Chart and figure data
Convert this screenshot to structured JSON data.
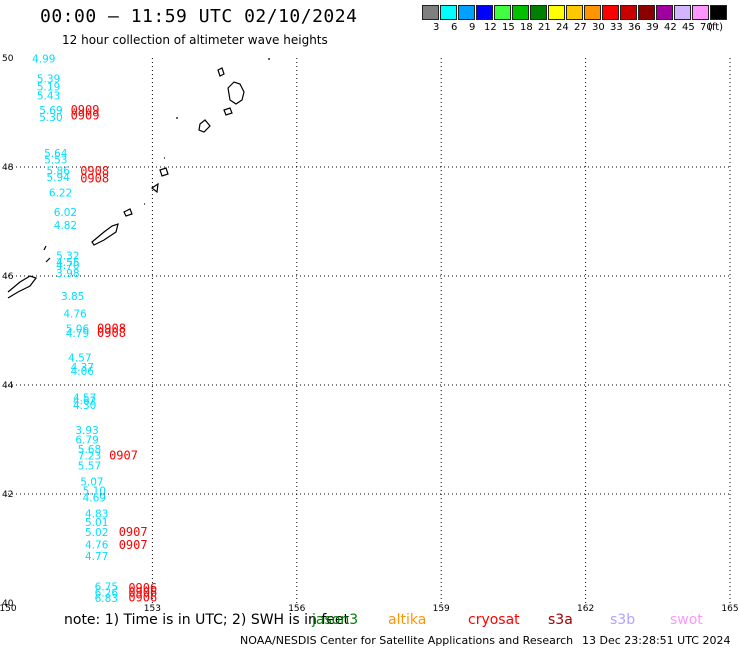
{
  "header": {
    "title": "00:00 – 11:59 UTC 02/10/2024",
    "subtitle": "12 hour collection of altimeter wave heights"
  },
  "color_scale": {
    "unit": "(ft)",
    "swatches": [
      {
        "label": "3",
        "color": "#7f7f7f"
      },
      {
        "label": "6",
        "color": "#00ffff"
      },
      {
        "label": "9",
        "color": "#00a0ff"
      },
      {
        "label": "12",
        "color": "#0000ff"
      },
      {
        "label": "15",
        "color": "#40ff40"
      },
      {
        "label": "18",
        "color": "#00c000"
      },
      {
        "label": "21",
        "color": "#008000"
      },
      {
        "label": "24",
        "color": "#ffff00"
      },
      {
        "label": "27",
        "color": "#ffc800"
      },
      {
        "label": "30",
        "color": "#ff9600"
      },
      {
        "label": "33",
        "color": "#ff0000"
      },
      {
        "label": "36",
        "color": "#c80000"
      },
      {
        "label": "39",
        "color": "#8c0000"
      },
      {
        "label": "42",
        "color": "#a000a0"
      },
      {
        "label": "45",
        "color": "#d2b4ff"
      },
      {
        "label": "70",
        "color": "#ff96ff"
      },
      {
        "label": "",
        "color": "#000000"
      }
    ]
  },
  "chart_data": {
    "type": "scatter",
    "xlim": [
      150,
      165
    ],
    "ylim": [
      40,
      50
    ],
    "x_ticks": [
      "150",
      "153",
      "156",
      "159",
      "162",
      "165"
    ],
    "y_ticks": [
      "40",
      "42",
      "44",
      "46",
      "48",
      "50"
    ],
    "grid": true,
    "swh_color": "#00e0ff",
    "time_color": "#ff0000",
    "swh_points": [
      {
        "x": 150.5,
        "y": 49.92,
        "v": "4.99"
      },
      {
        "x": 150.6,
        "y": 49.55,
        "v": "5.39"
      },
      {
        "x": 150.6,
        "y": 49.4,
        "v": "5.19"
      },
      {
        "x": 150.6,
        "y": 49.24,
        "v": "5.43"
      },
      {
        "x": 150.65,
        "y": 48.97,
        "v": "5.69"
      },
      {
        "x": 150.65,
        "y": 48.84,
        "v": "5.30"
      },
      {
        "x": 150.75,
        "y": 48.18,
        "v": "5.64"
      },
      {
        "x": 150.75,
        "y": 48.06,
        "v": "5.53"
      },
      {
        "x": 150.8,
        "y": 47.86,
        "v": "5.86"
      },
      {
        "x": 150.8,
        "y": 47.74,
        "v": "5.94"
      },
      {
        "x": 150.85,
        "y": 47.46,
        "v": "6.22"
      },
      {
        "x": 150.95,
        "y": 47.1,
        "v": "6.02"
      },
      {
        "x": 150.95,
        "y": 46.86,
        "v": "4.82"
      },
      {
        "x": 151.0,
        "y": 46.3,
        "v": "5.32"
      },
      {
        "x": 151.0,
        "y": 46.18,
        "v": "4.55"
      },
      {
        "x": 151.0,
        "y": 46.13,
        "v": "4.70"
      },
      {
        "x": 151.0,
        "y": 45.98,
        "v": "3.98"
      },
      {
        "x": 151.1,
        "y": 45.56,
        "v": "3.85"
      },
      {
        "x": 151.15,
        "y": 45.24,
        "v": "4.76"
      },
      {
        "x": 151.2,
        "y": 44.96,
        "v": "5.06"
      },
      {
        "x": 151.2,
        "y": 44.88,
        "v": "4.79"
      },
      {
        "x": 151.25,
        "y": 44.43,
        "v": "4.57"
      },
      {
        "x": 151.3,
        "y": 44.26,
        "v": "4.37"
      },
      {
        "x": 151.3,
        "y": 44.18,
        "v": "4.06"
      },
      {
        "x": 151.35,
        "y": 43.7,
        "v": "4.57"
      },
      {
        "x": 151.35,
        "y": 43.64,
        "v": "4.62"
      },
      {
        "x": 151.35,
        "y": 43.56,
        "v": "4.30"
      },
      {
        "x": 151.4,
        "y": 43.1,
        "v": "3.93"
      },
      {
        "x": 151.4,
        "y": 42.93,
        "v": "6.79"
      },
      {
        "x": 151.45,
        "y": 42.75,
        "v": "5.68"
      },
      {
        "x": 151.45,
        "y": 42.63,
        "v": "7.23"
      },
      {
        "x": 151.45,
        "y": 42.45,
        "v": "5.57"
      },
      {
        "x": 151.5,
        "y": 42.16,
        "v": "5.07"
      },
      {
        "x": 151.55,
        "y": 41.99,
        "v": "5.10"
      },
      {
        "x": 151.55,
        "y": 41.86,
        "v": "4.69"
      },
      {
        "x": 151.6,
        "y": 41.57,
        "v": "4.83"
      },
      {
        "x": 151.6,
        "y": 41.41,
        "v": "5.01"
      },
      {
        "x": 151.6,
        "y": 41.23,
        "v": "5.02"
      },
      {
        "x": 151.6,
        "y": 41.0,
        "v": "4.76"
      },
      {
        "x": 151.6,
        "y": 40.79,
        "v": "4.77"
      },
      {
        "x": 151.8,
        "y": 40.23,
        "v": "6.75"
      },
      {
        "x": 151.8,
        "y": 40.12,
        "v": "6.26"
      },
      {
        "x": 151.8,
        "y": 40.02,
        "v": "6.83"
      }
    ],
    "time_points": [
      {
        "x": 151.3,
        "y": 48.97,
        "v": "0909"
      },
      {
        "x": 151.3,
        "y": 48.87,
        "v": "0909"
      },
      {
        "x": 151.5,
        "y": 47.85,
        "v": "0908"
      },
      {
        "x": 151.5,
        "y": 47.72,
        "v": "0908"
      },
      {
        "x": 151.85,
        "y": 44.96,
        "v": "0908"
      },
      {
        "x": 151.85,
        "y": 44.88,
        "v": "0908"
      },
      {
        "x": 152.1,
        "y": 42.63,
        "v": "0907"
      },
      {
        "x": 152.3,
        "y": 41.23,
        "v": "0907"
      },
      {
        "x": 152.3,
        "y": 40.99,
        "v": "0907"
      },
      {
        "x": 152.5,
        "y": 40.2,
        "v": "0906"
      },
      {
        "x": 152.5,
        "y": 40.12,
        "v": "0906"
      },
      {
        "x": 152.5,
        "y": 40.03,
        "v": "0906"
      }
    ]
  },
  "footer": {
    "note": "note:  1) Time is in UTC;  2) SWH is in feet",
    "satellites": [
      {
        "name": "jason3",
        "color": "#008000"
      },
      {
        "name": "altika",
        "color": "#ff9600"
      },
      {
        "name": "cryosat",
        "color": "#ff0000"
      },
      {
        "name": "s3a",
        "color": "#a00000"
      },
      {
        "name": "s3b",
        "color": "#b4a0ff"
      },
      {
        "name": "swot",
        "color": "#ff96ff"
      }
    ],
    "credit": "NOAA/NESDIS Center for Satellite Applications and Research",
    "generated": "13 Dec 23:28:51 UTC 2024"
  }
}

■ EXERCISE INSTRUCTIONS ■
Give every record back exactly as it reads, with no images.

■ CORRECT RESULT ■
Convert this screenshot to structured JSON data.
{
  "header": {
    "title": "00:00 – 11:59 UTC 02/10/2024",
    "subtitle": "12 hour collection of altimeter wave heights"
  },
  "color_scale": {
    "unit": "(ft)",
    "swatches": [
      {
        "label": "3",
        "color": "#7f7f7f"
      },
      {
        "label": "6",
        "color": "#00ffff"
      },
      {
        "label": "9",
        "color": "#00a0ff"
      },
      {
        "label": "12",
        "color": "#0000ff"
      },
      {
        "label": "15",
        "color": "#40ff40"
      },
      {
        "label": "18",
        "color": "#00c000"
      },
      {
        "label": "21",
        "color": "#008000"
      },
      {
        "label": "24",
        "color": "#ffff00"
      },
      {
        "label": "27",
        "color": "#ffc800"
      },
      {
        "label": "30",
        "color": "#ff9600"
      },
      {
        "label": "33",
        "color": "#ff0000"
      },
      {
        "label": "36",
        "color": "#c80000"
      },
      {
        "label": "39",
        "color": "#8c0000"
      },
      {
        "label": "42",
        "color": "#a000a0"
      },
      {
        "label": "45",
        "color": "#d2b4ff"
      },
      {
        "label": "70",
        "color": "#ff96ff"
      },
      {
        "label": "",
        "color": "#000000"
      }
    ]
  },
  "chart_data": {
    "type": "scatter",
    "xlim": [
      150,
      165
    ],
    "ylim": [
      40,
      50
    ],
    "x_ticks": [
      "150",
      "153",
      "156",
      "159",
      "162",
      "165"
    ],
    "y_ticks": [
      "40",
      "42",
      "44",
      "46",
      "48",
      "50"
    ],
    "grid": true,
    "swh_color": "#00e0ff",
    "time_color": "#ff0000",
    "swh_points": [
      {
        "x": 150.5,
        "y": 49.92,
        "v": "4.99"
      },
      {
        "x": 150.6,
        "y": 49.55,
        "v": "5.39"
      },
      {
        "x": 150.6,
        "y": 49.4,
        "v": "5.19"
      },
      {
        "x": 150.6,
        "y": 49.24,
        "v": "5.43"
      },
      {
        "x": 150.65,
        "y": 48.97,
        "v": "5.69"
      },
      {
        "x": 150.65,
        "y": 48.84,
        "v": "5.30"
      },
      {
        "x": 150.75,
        "y": 48.18,
        "v": "5.64"
      },
      {
        "x": 150.75,
        "y": 48.06,
        "v": "5.53"
      },
      {
        "x": 150.8,
        "y": 47.86,
        "v": "5.86"
      },
      {
        "x": 150.8,
        "y": 47.74,
        "v": "5.94"
      },
      {
        "x": 150.85,
        "y": 47.46,
        "v": "6.22"
      },
      {
        "x": 150.95,
        "y": 47.1,
        "v": "6.02"
      },
      {
        "x": 150.95,
        "y": 46.86,
        "v": "4.82"
      },
      {
        "x": 151.0,
        "y": 46.3,
        "v": "5.32"
      },
      {
        "x": 151.0,
        "y": 46.18,
        "v": "4.55"
      },
      {
        "x": 151.0,
        "y": 46.13,
        "v": "4.70"
      },
      {
        "x": 151.0,
        "y": 45.98,
        "v": "3.98"
      },
      {
        "x": 151.1,
        "y": 45.56,
        "v": "3.85"
      },
      {
        "x": 151.15,
        "y": 45.24,
        "v": "4.76"
      },
      {
        "x": 151.2,
        "y": 44.96,
        "v": "5.06"
      },
      {
        "x": 151.2,
        "y": 44.88,
        "v": "4.79"
      },
      {
        "x": 151.25,
        "y": 44.43,
        "v": "4.57"
      },
      {
        "x": 151.3,
        "y": 44.26,
        "v": "4.37"
      },
      {
        "x": 151.3,
        "y": 44.18,
        "v": "4.06"
      },
      {
        "x": 151.35,
        "y": 43.7,
        "v": "4.57"
      },
      {
        "x": 151.35,
        "y": 43.64,
        "v": "4.62"
      },
      {
        "x": 151.35,
        "y": 43.56,
        "v": "4.30"
      },
      {
        "x": 151.4,
        "y": 43.1,
        "v": "3.93"
      },
      {
        "x": 151.4,
        "y": 42.93,
        "v": "6.79"
      },
      {
        "x": 151.45,
        "y": 42.75,
        "v": "5.68"
      },
      {
        "x": 151.45,
        "y": 42.63,
        "v": "7.23"
      },
      {
        "x": 151.45,
        "y": 42.45,
        "v": "5.57"
      },
      {
        "x": 151.5,
        "y": 42.16,
        "v": "5.07"
      },
      {
        "x": 151.55,
        "y": 41.99,
        "v": "5.10"
      },
      {
        "x": 151.55,
        "y": 41.86,
        "v": "4.69"
      },
      {
        "x": 151.6,
        "y": 41.57,
        "v": "4.83"
      },
      {
        "x": 151.6,
        "y": 41.41,
        "v": "5.01"
      },
      {
        "x": 151.6,
        "y": 41.23,
        "v": "5.02"
      },
      {
        "x": 151.6,
        "y": 41.0,
        "v": "4.76"
      },
      {
        "x": 151.6,
        "y": 40.79,
        "v": "4.77"
      },
      {
        "x": 151.8,
        "y": 40.23,
        "v": "6.75"
      },
      {
        "x": 151.8,
        "y": 40.12,
        "v": "6.26"
      },
      {
        "x": 151.8,
        "y": 40.02,
        "v": "6.83"
      }
    ],
    "time_points": [
      {
        "x": 151.3,
        "y": 48.97,
        "v": "0909"
      },
      {
        "x": 151.3,
        "y": 48.87,
        "v": "0909"
      },
      {
        "x": 151.5,
        "y": 47.85,
        "v": "0908"
      },
      {
        "x": 151.5,
        "y": 47.72,
        "v": "0908"
      },
      {
        "x": 151.85,
        "y": 44.96,
        "v": "0908"
      },
      {
        "x": 151.85,
        "y": 44.88,
        "v": "0908"
      },
      {
        "x": 152.1,
        "y": 42.63,
        "v": "0907"
      },
      {
        "x": 152.3,
        "y": 41.23,
        "v": "0907"
      },
      {
        "x": 152.3,
        "y": 40.99,
        "v": "0907"
      },
      {
        "x": 152.5,
        "y": 40.2,
        "v": "0906"
      },
      {
        "x": 152.5,
        "y": 40.12,
        "v": "0906"
      },
      {
        "x": 152.5,
        "y": 40.03,
        "v": "0906"
      }
    ]
  },
  "footer": {
    "note": "note:  1) Time is in UTC;  2) SWH is in feet",
    "satellites": [
      {
        "name": "jason3",
        "color": "#008000"
      },
      {
        "name": "altika",
        "color": "#ff9600"
      },
      {
        "name": "cryosat",
        "color": "#ff0000"
      },
      {
        "name": "s3a",
        "color": "#a00000"
      },
      {
        "name": "s3b",
        "color": "#b4a0ff"
      },
      {
        "name": "swot",
        "color": "#ff96ff"
      }
    ],
    "credit": "NOAA/NESDIS Center for Satellite Applications and Research",
    "generated": "13 Dec 23:28:51 UTC 2024"
  }
}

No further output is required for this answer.